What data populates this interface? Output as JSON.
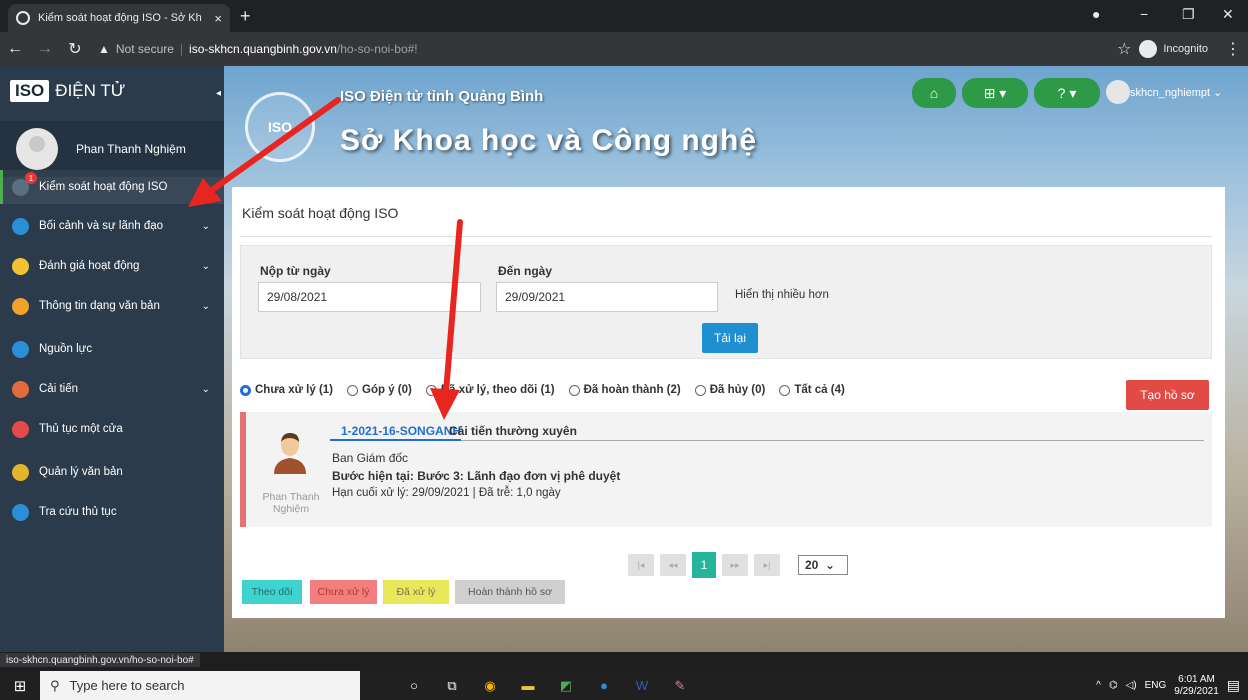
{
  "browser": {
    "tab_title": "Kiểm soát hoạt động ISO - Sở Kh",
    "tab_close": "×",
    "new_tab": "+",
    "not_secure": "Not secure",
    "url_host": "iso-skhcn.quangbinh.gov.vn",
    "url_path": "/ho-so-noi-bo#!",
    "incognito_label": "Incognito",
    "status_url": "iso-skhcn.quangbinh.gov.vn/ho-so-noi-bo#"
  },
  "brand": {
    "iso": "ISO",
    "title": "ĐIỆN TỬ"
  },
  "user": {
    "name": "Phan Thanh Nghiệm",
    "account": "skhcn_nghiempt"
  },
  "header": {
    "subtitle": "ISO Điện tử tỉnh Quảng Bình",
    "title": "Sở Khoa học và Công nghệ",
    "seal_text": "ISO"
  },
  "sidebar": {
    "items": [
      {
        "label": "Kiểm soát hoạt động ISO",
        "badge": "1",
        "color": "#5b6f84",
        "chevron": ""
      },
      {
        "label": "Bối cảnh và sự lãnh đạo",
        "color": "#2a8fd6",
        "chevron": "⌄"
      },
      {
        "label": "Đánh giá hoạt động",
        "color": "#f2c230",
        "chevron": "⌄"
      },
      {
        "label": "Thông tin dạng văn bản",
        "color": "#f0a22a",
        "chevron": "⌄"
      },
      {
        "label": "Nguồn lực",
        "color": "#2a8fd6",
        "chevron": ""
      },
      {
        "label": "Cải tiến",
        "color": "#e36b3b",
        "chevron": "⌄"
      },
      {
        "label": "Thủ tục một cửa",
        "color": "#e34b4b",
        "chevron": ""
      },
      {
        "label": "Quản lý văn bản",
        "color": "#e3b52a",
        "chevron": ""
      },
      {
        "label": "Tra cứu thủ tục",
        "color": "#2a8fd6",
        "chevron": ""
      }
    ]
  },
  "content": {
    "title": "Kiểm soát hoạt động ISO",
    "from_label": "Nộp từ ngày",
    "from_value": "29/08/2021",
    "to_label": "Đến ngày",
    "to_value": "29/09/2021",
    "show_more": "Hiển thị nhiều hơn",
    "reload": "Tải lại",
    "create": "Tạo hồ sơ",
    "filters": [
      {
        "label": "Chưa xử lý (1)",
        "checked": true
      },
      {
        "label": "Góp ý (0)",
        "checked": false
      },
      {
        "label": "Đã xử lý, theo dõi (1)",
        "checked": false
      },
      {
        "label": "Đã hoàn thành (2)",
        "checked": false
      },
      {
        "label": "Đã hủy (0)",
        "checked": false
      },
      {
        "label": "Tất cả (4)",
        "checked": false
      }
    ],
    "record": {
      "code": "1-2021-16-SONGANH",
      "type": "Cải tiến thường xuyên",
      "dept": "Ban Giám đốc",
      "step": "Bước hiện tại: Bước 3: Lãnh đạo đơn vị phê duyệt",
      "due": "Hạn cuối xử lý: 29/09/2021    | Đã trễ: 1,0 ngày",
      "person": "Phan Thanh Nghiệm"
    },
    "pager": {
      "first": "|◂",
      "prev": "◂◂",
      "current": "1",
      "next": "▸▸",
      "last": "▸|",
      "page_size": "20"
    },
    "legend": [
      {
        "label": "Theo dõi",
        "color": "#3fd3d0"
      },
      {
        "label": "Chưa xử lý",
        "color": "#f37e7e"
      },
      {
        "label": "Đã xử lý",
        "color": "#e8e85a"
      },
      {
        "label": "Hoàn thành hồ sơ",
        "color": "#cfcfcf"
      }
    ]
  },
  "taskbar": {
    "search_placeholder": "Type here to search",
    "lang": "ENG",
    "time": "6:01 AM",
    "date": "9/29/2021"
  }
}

Aim of the exercise>
Select every line above that contains the word "quangbinh", and copy it.

Written response>
    "url_host": "iso-skhcn.quangbinh.gov.vn",
    "status_url": "iso-skhcn.quangbinh.gov.vn/ho-so-noi-bo#"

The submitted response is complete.